• Aufgaben
a) Geben Sie bitte aus dem Lesetext den Abschnitt von "von RA, FA für" bis einschließlich "2 Sa 635/09)." wortgetreu wieder.
b) Übertragen Sie diesen Satz aus dem Lesetext ins Englische: „Ein bei einem Universitätsklinikum im Freistaat Sachsen angestellter Arzt hat gegen seinen Arbeitgeber keinen Anspruch auf Beteiligung an Privatliquidationserlösen der Chefärzte, wenn eine entsprechende Regelung im Arbeitsvertrag weder ausdrücklich getroffen wurde noch vorgesehen war.“

• Lesetext
□ □ □ □ □

Kein Anspruch auf Mitarbeiterbeteiligung an sächsischen Universitätskliniken

von RA, FA für MedR Dr. Tobias Eickmann, Kanzlei am Ärztehaus, ­Dortmund, und Ass. jur. Tim D. Hesse, Münster

Ein bei einem Universitätsklinikum im Freistaat Sachsen angestellter Arzt hat gegen seinen Arbeitgeber keinen Anspruch auf Beteiligung an Privatliquidationserlösen der Chefärzte, wenn eine entsprechende Regelung im Arbeitsvertrag weder ausdrücklich getroffen wurde noch vorgesehen war. Dies hat das Landesarbeitsgericht (LAG) Sachsen in einem Urteil vom 27. August 2010 entschieden (Az: 2 Sa 635/09).

□ □ □ □ □

• Vorliegende Einträge
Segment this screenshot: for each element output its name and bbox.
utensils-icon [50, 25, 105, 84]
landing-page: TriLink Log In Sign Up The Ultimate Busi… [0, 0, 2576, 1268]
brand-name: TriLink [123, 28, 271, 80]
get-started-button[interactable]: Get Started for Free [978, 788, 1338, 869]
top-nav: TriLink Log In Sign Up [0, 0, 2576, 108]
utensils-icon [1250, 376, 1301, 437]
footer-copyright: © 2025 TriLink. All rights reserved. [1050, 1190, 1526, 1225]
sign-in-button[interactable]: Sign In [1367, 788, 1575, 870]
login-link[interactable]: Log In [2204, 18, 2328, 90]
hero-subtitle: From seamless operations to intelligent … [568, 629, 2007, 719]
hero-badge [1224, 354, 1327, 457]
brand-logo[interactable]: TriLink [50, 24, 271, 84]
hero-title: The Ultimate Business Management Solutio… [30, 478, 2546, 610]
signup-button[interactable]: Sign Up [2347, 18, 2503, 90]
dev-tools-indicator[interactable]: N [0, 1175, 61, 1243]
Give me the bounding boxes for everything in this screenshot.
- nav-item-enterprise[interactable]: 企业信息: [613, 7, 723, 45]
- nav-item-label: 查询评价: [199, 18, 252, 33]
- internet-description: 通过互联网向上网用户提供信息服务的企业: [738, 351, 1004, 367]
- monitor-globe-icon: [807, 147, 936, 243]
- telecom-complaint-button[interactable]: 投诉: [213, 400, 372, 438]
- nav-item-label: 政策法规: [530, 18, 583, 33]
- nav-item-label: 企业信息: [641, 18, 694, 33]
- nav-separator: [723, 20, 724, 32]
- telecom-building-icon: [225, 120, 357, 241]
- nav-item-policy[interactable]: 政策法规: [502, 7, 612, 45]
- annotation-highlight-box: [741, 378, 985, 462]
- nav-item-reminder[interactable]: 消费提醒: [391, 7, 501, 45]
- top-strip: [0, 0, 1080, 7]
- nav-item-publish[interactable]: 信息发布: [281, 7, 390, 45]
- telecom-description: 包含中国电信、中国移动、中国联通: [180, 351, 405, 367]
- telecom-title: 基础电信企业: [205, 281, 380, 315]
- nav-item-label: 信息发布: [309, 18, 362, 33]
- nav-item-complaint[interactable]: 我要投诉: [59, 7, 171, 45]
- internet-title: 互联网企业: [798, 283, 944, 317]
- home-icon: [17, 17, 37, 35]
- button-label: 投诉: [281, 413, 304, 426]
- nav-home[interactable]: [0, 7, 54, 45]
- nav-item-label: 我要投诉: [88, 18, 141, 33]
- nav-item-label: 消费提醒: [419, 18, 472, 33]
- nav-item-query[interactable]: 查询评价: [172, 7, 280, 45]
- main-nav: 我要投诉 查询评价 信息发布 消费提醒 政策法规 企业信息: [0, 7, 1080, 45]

□ □ □ □ □

• Lösungen
a)
von RA, FA für MedR Dr. Tobias Eickmann, Kanzlei am Ärztehaus, ­Dortmund, und Ass. jur. Tim D. Hesse, Münster

Ein bei einem Universitätsklinikum im Freistaat Sachsen angestellter Arzt hat gegen seinen Arbeitgeber keinen Anspruch auf Beteiligung an Privatliquidationserlösen der Chefärzte, wenn eine entsprechende Regelung im Arbeitsvertrag weder ausdrücklich getroffen wurde noch vorgesehen war. Dies hat das Landesarbeitsgericht (LAG) Sachsen in einem Urteil vom 27. August 2010 entschieden (Az: 2 Sa 635/09).

b) A physician employed at a university hospital in the Free State of Saxony has no claim against the employer to a share of the chief physicians' private billing revenues if a corresponding provision in the employment contract was neither expressly agreed nor intended.